* PROBLEM DETAILS *
Scan the listing below. Report each line that includes "area".

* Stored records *
□ □ □ □ □

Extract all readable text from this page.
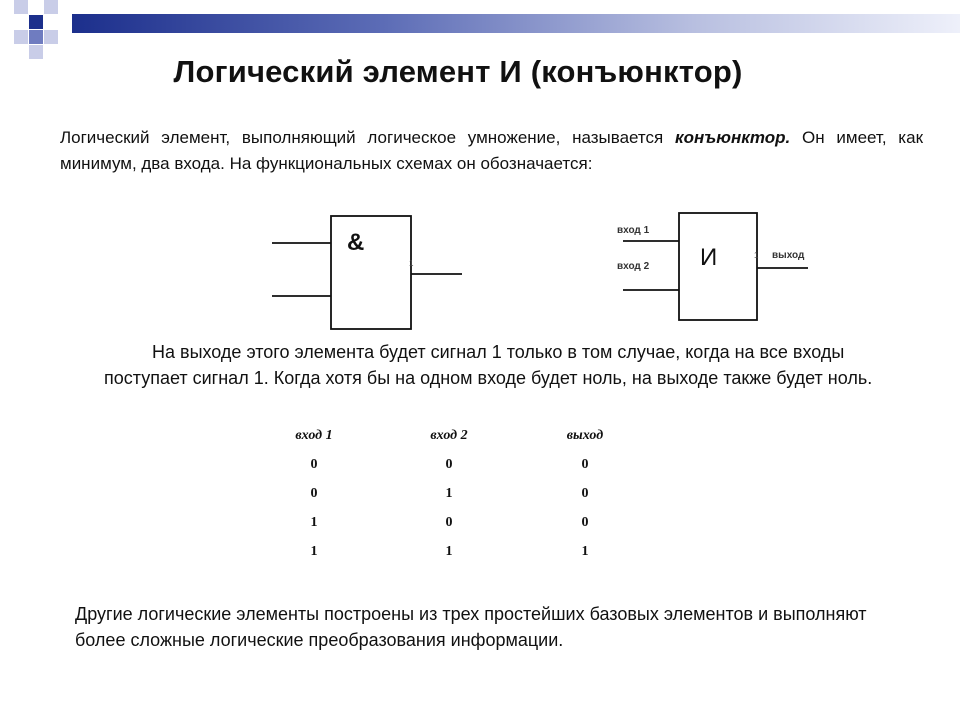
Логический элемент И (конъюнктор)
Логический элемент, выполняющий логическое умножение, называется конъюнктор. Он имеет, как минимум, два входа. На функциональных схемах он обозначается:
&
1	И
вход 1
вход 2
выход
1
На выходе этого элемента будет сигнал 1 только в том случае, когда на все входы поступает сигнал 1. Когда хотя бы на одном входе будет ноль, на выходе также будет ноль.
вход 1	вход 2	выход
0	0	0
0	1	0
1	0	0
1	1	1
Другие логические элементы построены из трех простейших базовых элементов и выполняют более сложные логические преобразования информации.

□ □ □ □ □

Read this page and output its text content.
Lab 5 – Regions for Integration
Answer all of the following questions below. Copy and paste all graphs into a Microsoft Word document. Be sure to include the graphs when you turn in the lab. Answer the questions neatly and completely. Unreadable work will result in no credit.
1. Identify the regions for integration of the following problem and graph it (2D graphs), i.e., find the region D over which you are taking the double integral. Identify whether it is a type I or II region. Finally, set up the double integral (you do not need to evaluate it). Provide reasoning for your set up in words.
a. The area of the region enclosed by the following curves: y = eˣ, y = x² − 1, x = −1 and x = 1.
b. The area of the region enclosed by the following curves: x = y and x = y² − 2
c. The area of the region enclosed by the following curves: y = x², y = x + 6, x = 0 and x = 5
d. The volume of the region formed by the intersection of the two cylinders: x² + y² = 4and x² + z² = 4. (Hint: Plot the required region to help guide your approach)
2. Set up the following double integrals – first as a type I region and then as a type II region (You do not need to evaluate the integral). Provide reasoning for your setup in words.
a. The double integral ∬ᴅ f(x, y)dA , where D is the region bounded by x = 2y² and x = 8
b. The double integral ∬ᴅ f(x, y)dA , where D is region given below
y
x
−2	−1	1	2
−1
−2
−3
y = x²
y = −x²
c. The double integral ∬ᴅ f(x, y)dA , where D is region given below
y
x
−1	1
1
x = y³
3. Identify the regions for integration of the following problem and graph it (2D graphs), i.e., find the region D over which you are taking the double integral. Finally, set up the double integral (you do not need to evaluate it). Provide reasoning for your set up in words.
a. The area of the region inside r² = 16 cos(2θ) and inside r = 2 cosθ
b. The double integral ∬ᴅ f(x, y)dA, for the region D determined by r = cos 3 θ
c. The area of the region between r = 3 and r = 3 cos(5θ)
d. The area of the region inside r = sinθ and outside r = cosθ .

□ □ □ □ □

* COMPLETE ANSWER *
a. The area of the region enclosed by the following curves: y = eˣ, y = x² − 1, x = −1 and x = 1.
b. The area of the region enclosed by the following curves: x = y and x = y² − 2
c. The area of the region enclosed by the following curves: y = x², y = x + 6, x = 0 and x = 5
a. The area of the region inside r² = 16 cos(2θ) and inside r = 2 cosθ
c. The area of the region between r = 3 and r = 3 cos(5θ)
d. The area of the region inside r = sinθ and outside r = cosθ .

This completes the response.